→ **Information shown**:
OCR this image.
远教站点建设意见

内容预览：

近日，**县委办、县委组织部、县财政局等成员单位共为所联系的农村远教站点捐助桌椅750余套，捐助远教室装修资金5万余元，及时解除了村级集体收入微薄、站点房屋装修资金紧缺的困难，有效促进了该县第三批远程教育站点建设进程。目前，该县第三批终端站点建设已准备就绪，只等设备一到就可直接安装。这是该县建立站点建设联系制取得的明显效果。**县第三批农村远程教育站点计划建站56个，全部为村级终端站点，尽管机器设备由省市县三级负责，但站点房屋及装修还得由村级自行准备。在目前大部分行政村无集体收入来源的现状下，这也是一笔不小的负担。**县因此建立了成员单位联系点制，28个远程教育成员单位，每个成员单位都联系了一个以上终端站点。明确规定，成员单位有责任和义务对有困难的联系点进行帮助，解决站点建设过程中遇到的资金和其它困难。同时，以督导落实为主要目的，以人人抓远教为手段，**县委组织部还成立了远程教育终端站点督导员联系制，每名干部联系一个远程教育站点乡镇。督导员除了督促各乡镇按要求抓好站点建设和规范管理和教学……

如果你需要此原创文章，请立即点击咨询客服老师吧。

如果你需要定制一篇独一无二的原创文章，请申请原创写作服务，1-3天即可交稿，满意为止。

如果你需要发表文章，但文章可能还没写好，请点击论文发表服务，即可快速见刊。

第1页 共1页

---

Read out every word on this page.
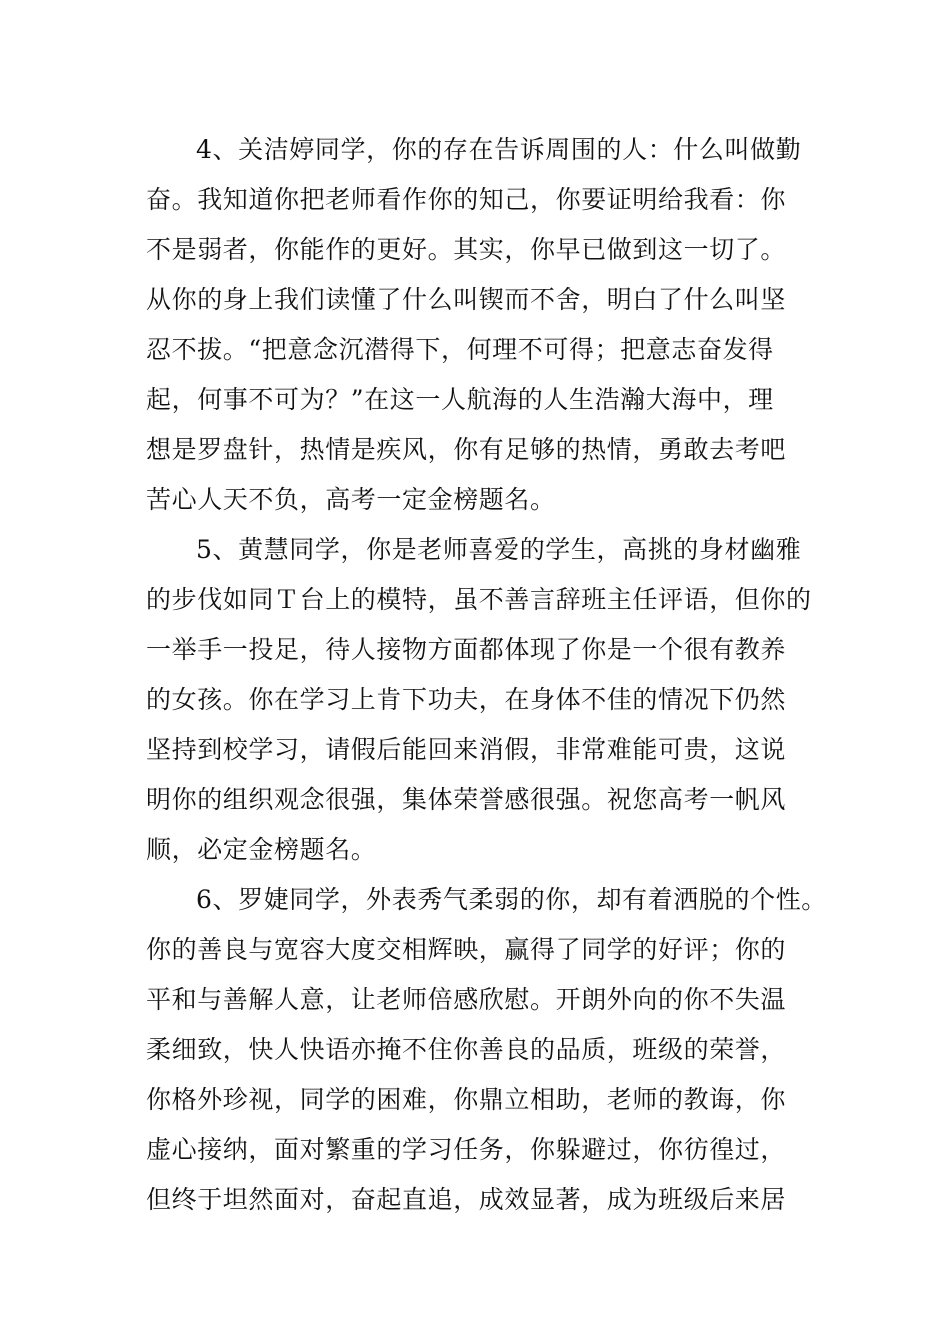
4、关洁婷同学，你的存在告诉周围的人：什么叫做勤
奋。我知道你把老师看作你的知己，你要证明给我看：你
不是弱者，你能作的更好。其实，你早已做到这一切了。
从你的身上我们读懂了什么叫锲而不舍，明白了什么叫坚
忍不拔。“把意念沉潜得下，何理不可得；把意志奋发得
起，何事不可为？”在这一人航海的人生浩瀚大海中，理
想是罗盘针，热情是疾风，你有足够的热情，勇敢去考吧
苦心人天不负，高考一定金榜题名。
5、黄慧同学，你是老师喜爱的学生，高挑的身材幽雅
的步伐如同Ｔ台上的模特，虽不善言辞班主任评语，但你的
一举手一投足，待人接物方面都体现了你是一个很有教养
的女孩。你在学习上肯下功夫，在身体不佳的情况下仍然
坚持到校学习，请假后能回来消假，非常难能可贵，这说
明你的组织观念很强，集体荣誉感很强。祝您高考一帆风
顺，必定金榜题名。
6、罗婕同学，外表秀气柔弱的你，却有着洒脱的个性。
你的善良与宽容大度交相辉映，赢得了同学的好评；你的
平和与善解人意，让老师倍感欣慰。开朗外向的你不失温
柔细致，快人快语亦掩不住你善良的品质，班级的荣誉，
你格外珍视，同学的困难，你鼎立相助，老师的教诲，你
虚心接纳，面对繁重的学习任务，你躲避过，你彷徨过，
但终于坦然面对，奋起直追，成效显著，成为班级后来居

* * *

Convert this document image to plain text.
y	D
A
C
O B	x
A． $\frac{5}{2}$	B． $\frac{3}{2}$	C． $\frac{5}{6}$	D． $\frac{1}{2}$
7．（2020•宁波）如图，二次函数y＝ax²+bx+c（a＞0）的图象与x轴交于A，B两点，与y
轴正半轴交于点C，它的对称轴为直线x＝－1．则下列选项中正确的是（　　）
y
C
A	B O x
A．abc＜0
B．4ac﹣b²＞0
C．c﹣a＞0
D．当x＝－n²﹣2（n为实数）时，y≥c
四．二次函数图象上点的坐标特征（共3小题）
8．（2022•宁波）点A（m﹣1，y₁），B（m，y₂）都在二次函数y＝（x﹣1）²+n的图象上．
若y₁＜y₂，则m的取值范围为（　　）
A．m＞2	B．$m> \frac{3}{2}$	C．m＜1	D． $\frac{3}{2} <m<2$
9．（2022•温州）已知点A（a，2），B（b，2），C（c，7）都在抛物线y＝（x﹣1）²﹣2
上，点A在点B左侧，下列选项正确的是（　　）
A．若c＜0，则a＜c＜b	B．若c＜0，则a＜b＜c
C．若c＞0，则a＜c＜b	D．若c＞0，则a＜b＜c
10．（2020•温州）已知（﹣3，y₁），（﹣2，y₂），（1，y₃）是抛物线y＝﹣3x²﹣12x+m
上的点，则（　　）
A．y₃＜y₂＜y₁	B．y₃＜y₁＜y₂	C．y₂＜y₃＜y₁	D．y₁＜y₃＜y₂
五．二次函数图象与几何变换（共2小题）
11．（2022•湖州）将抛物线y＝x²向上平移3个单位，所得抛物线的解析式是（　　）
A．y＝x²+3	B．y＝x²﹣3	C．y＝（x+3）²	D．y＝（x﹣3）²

→ **Exercise goal**: Extract lines where the string "this" occurs.

→ **Task solution**:
OCR this image.
Read out every word on this page.
Convert this document image to plain text.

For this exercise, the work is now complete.